start

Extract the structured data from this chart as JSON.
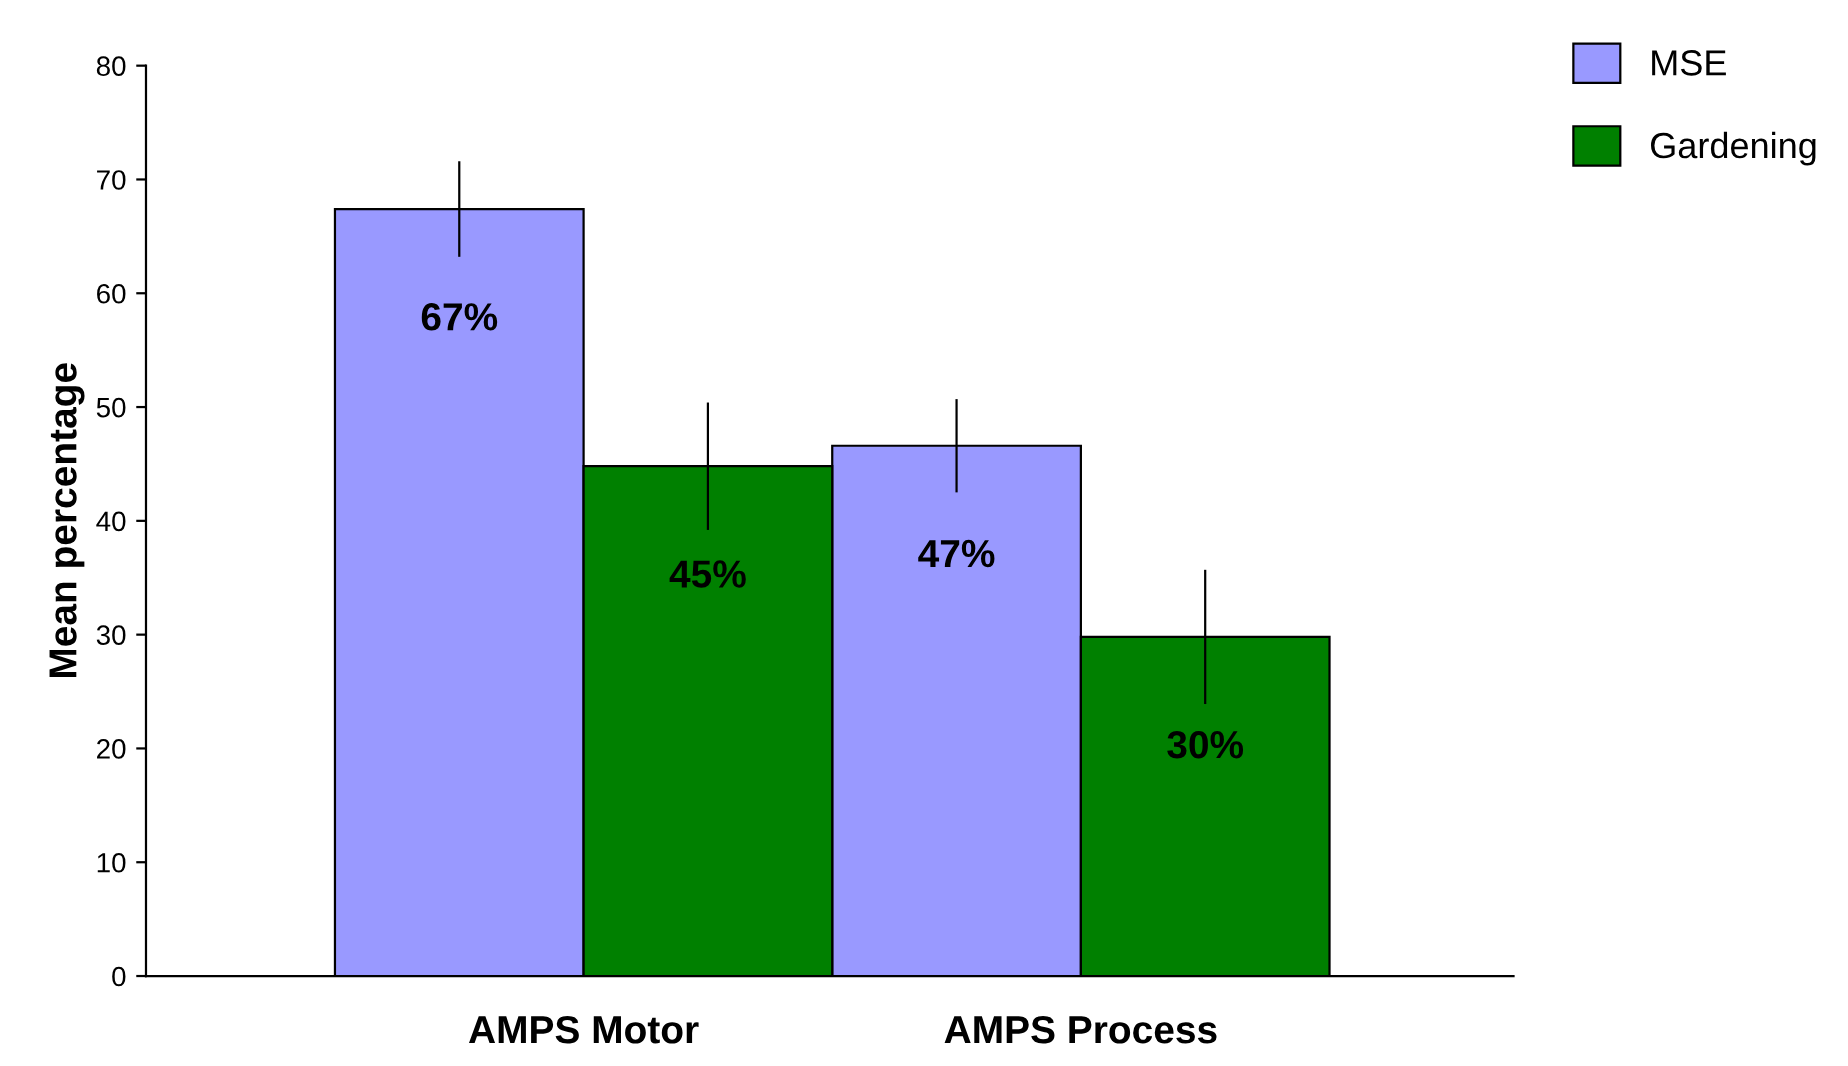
{
  "chart_data": {
    "type": "bar",
    "ylabel": "Mean percentage",
    "categories": [
      "AMPS Motor",
      "AMPS Process"
    ],
    "series": [
      {
        "name": "MSE",
        "color": "#9999ff",
        "values": [
          67.4,
          46.6
        ],
        "errors": [
          4.1,
          4.0
        ],
        "value_labels": [
          "67%",
          "47%"
        ]
      },
      {
        "name": "Gardening",
        "color": "#008000",
        "values": [
          44.8,
          29.8
        ],
        "errors": [
          5.5,
          5.8
        ],
        "value_labels": [
          "45%",
          "30%"
        ]
      }
    ],
    "ylim": [
      0,
      80
    ],
    "yticks": [
      0,
      10,
      20,
      30,
      40,
      50,
      60,
      70,
      80
    ],
    "grid": false,
    "legend": "top right"
  }
}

end

Pictures stay out; repeat all the rest of the records exactly.

(ANSWER FOR THE TASK):
Extract the structured data from this chart as JSON.
{
  "chart_data": {
    "type": "bar",
    "ylabel": "Mean percentage",
    "categories": [
      "AMPS Motor",
      "AMPS Process"
    ],
    "series": [
      {
        "name": "MSE",
        "color": "#9999ff",
        "values": [
          67.4,
          46.6
        ],
        "errors": [
          4.1,
          4.0
        ],
        "value_labels": [
          "67%",
          "47%"
        ]
      },
      {
        "name": "Gardening",
        "color": "#008000",
        "values": [
          44.8,
          29.8
        ],
        "errors": [
          5.5,
          5.8
        ],
        "value_labels": [
          "45%",
          "30%"
        ]
      }
    ],
    "ylim": [
      0,
      80
    ],
    "yticks": [
      0,
      10,
      20,
      30,
      40,
      50,
      60,
      70,
      80
    ],
    "grid": false,
    "legend": "top right"
  }
}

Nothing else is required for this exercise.